Return the entries word for word, from the very first line through the line containing "- Ellipse shape: [698, 65, 763, 155]", with that line included.
------------------------
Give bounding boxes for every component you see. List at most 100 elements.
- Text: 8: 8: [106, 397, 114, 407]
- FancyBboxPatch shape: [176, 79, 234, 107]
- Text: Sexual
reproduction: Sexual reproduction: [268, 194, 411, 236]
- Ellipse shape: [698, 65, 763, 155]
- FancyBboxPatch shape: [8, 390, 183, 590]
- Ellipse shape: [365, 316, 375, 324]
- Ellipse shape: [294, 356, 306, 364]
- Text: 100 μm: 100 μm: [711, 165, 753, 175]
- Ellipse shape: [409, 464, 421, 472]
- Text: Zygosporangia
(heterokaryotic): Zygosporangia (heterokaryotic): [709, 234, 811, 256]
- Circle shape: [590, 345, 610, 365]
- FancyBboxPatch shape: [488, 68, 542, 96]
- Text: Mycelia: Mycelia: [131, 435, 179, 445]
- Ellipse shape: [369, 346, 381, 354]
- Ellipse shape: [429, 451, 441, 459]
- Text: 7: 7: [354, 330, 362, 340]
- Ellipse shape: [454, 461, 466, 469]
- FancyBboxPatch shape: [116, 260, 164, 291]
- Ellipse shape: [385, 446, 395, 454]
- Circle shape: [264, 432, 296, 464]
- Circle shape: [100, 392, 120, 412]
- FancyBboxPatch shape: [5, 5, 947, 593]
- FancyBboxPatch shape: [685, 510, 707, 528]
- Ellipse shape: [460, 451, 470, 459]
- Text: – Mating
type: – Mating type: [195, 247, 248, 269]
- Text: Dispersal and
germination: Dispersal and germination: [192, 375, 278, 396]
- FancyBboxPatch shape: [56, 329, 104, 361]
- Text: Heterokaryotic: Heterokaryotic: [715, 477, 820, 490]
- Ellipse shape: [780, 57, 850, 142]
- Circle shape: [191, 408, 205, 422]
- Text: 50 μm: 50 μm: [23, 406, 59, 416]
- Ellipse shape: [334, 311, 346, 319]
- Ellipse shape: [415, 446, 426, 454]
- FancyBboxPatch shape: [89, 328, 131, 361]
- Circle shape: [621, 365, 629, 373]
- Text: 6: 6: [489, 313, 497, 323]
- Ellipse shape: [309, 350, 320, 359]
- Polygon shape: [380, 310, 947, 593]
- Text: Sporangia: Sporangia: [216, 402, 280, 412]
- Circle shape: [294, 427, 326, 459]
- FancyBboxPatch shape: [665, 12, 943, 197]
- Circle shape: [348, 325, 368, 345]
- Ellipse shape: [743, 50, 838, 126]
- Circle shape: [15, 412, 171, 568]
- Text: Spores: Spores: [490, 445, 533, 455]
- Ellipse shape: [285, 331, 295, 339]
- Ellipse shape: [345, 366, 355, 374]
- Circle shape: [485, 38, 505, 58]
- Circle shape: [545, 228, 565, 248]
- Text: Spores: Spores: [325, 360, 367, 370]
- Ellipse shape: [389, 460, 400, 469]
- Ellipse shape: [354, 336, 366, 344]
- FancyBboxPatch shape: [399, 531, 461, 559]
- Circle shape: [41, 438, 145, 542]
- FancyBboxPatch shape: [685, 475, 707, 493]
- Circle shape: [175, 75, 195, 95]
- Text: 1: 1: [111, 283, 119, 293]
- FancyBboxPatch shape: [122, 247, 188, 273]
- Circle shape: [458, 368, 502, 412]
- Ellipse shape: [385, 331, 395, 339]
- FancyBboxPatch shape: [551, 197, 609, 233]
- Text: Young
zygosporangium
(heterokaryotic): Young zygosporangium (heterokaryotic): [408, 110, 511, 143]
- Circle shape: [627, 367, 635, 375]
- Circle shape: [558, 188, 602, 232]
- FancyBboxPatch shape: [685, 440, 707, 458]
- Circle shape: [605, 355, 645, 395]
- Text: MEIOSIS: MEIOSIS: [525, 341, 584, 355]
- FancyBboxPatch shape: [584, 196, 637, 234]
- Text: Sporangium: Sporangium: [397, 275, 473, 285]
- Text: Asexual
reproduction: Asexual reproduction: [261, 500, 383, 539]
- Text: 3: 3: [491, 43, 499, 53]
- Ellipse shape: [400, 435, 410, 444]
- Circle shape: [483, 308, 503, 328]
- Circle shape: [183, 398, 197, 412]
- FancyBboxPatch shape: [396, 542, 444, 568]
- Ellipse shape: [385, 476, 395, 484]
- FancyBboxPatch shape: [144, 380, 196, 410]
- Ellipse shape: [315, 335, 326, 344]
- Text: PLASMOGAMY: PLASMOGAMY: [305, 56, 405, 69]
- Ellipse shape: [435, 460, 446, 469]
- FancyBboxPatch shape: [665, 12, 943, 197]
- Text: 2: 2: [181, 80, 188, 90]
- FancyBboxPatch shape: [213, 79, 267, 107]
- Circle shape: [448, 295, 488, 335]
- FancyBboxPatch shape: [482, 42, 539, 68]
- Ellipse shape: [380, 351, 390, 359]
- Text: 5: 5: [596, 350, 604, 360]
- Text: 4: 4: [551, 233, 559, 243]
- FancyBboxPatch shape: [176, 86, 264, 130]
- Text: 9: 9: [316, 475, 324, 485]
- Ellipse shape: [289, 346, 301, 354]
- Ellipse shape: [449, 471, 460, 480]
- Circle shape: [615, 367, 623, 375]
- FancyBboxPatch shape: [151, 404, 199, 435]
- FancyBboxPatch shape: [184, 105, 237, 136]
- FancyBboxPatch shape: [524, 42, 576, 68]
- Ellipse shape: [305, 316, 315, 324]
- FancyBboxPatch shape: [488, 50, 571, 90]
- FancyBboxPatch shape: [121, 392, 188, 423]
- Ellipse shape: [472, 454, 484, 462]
------------------------
Reply to the task
Give bounding boxes for every component you see. List at most 100 elements.
- Text: 8: 8: [106, 397, 114, 407]
- FancyBboxPatch shape: [176, 79, 234, 107]
- Text: Sexual
reproduction: Sexual reproduction: [268, 194, 411, 236]
- Ellipse shape: [698, 65, 763, 155]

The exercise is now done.